* ZESTAW ZADAŃ *
1. Proszę przepisać z wątku forum o kotach odcinek od słów „Posty: 7701” aż do słów „- rozumiem Cię!”, bez żadnych zmian.
2. Proszę przefiltrować wpisy i przepisać każdy wiersz, który zawiera ciąg znaków „char”.

Post » Pon kwi 07, 2008 11:01

Jolu, dlaczego dobrych domów stałych jest tak mało?
Gdyby koty szybciej "szły", nie zatykałyby tymczasów ..

Zrzędzę, coś jestem w dołku..
Zachęcam do zakupów w zooplusie przez zielony banerek na blogu - zooplus coś przekazuje na nasze podopieczne kocie bidy. http://domowepiwniczne.blogspot.com/

kalewala

Avatar użytkownika
 
Posty: 21154
Od: Śro cze 29, 2005 13:55
Lokalizacja: Łódź

Post » Pon kwi 07, 2008 11:06

Totek zjadł wczoraj z własnej woli sam mokre jedzenie i nawet zaszczycił nas zrobieniem normalnej kupki. Mam nadzieję, ze karmicielki zgodzą się na oddanie go pod naszą opiekę :roll:

CoolCaty

 
Posty: 7701
Od: Śro sie 10, 2005 22:02
Lokalizacja: Łódź

Post » Pon kwi 07, 2008 17:51

annskr pisze:Jolu, dlaczego dobrych domów stałych jest tak mało?
Gdyby koty szybciej "szły", nie zatykałyby tymczasów ..

Zrzędzę, coś jestem w dołku..


Też jestem w dołku - rozumiem Cię!

* ZESTAW WPISÓW *
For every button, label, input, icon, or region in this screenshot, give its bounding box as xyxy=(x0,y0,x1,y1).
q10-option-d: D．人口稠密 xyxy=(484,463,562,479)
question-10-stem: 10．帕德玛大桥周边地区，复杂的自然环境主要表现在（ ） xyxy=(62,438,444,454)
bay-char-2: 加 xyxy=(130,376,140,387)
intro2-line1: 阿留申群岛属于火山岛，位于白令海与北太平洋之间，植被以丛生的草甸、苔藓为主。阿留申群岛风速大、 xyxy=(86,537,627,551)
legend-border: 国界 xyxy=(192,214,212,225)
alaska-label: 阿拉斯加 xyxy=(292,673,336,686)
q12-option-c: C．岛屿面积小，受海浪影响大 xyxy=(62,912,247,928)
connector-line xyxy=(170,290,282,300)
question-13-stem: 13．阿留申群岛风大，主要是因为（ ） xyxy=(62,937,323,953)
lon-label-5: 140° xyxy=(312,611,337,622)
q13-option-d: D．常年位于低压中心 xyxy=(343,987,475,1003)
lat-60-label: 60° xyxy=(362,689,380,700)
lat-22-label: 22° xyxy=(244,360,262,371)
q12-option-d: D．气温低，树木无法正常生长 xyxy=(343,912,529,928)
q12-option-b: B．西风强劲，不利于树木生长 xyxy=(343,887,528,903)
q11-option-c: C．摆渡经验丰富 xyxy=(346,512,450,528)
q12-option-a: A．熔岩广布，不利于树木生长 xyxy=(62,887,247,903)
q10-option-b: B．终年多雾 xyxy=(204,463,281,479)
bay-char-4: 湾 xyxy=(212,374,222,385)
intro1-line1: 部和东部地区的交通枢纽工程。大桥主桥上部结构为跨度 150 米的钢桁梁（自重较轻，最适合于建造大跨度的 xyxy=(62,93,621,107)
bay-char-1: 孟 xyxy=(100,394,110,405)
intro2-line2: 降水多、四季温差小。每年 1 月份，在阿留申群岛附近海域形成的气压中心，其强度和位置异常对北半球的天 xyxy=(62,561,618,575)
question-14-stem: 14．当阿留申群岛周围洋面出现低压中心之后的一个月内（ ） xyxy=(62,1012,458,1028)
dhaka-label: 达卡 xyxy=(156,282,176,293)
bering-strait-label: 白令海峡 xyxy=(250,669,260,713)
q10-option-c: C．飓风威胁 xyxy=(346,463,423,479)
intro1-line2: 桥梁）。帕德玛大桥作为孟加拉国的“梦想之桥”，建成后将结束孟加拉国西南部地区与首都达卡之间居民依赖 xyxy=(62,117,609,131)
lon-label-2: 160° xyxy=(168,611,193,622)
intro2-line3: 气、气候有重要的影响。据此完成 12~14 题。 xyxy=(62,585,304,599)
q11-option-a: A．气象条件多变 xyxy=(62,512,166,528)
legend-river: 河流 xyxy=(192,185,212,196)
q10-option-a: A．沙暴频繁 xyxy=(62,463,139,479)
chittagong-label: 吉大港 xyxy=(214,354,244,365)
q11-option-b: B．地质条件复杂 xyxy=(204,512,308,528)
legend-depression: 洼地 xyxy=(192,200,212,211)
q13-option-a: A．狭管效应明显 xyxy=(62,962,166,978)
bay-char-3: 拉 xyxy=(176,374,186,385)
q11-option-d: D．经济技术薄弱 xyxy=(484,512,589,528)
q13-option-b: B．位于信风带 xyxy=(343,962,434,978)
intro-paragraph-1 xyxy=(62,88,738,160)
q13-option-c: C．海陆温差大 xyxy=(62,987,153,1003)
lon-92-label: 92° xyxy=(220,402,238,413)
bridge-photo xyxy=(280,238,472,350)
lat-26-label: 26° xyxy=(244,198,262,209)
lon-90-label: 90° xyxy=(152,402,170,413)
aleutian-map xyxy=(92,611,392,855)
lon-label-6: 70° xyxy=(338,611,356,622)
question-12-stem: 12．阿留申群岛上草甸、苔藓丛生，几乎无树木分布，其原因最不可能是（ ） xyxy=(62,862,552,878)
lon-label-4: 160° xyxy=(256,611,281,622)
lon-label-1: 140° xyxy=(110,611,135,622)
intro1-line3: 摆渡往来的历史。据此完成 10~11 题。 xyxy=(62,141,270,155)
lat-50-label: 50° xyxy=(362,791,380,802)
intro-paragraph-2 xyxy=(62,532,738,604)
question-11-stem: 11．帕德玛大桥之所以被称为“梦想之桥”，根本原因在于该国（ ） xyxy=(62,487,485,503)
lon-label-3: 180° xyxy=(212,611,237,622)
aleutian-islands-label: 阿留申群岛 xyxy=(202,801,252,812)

* ODPOWIEDZI PONIŻEJ *
1.
Posty: 7701
Od: Śro sie 10, 2005 22:02
Lokalizacja: Łódź

Post » Pon kwi 07, 2008 17:51

annskr pisze:Jolu, dlaczego dobrych domów stałych jest tak mało?
Gdyby koty szybciej "szły", nie zatykałyby tymczasów ..

Zrzędzę, coś jestem w dołku..


Też jestem w dołku - rozumiem Cię!

2.
bay-char-2: 加 xyxy=(130,376,140,387)
bay-char-4: 湾 xyxy=(212,374,222,385)
bay-char-1: 孟 xyxy=(100,394,110,405)
bay-char-3: 拉 xyxy=(176,374,186,385)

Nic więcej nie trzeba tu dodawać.